Data entries:
┄┄┄┄┄┄┄┄┄┄┄┄┄┄┄┄┄┄┄┄
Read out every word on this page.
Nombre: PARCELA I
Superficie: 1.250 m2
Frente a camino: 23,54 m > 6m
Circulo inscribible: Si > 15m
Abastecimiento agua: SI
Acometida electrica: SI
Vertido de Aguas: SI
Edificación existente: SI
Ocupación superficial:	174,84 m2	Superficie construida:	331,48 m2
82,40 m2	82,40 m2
┄┄┄┄┄┄┄┄┄┄┄┄┄┄┄┄┄┄┄┄
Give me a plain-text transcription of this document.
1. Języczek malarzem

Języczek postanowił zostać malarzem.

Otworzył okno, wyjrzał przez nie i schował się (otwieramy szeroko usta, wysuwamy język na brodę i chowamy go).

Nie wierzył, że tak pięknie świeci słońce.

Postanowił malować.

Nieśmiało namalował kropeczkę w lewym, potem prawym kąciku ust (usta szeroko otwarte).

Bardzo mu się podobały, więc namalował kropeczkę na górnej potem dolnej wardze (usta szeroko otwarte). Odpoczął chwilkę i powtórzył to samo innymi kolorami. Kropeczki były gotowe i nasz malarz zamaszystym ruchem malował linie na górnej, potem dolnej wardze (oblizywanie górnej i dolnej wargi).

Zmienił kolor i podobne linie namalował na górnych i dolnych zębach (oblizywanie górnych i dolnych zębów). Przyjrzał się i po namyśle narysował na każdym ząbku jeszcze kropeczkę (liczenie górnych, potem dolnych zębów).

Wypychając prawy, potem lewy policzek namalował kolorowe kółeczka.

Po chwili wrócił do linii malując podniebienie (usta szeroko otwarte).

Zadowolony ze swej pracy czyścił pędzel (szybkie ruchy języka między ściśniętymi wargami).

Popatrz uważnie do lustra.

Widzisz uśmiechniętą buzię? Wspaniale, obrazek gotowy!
┄┄┄┄┄┄┄┄┄┄┄┄┄┄┄┄┄┄┄┄
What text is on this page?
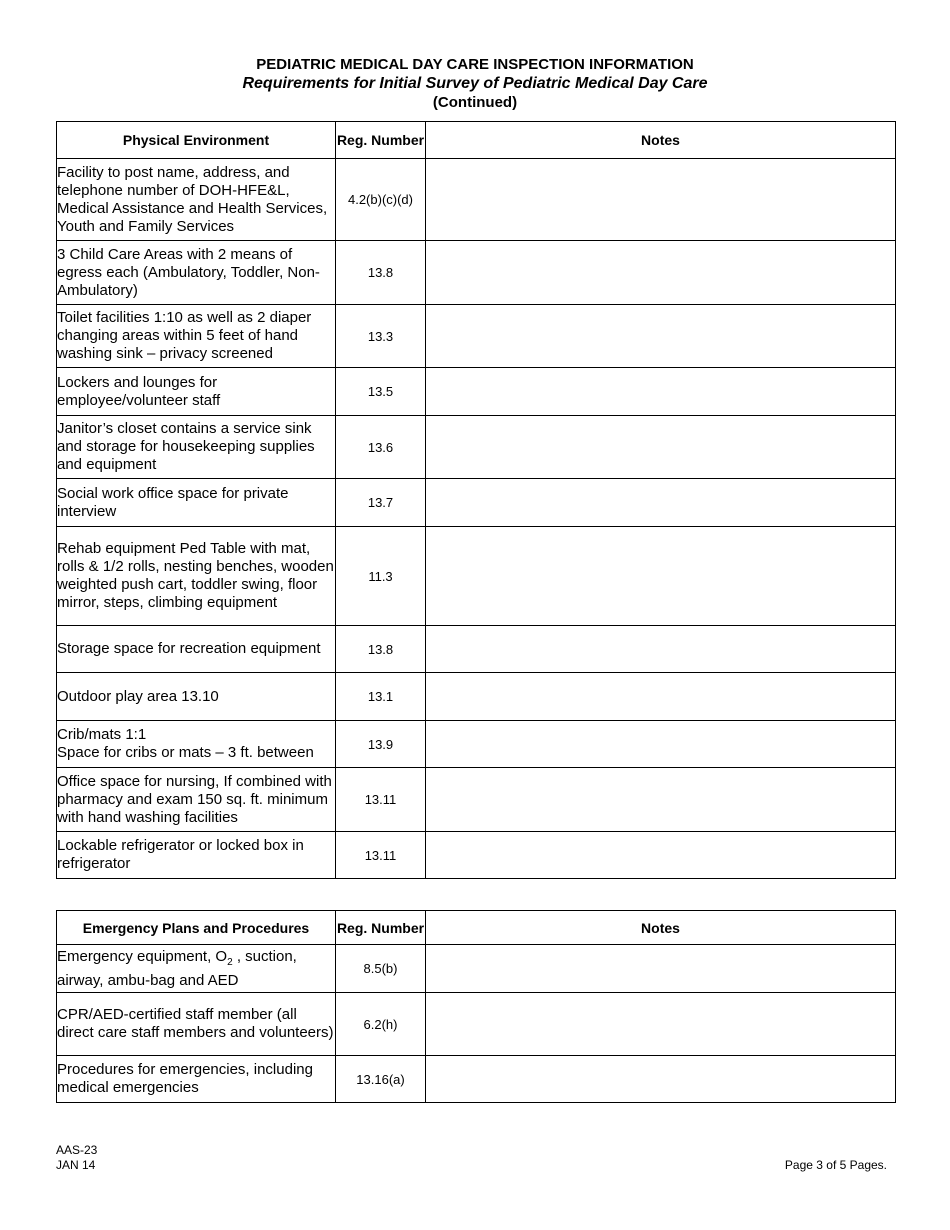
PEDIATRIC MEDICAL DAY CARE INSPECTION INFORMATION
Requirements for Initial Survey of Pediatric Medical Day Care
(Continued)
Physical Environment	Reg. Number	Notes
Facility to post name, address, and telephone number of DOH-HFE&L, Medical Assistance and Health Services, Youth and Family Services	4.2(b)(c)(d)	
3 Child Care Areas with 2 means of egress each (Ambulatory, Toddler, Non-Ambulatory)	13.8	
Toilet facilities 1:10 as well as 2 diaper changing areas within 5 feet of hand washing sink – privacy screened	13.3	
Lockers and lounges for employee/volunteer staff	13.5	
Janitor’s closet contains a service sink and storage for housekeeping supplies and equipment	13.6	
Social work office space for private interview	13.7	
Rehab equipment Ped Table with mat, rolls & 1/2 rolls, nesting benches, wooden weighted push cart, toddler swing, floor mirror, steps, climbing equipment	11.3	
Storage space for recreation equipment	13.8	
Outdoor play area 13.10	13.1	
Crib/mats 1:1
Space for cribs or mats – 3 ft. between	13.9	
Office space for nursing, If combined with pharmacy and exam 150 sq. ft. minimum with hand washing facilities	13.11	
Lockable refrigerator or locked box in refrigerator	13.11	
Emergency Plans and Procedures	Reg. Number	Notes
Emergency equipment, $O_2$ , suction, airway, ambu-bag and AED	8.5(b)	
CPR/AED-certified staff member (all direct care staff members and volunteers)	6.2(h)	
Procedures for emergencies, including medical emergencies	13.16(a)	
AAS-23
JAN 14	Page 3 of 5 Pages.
┄┄┄┄┄┄┄┄┄┄┄┄┄┄┄┄┄┄┄┄
STATED EXERCISE
Look for "otwarte" and pull out every line that has it.

ANSWER TO THIS EXERCISE
Nieśmiało namalował kropeczkę w lewym, potem prawym kąciku ust (usta szeroko otwarte).
Bardzo mu się podobały, więc namalował kropeczkę na górnej potem dolnej wardze (usta szeroko otwarte). Odpoczął chwilkę i powtórzył to samo innymi kolorami. Kropeczki były gotowe i nasz malarz zamaszystym ruchem malował linie na górnej, potem dolnej wardze (oblizywanie górnej i dolnej wargi).
Po chwili wrócił do linii malując podniebienie (usta szeroko otwarte).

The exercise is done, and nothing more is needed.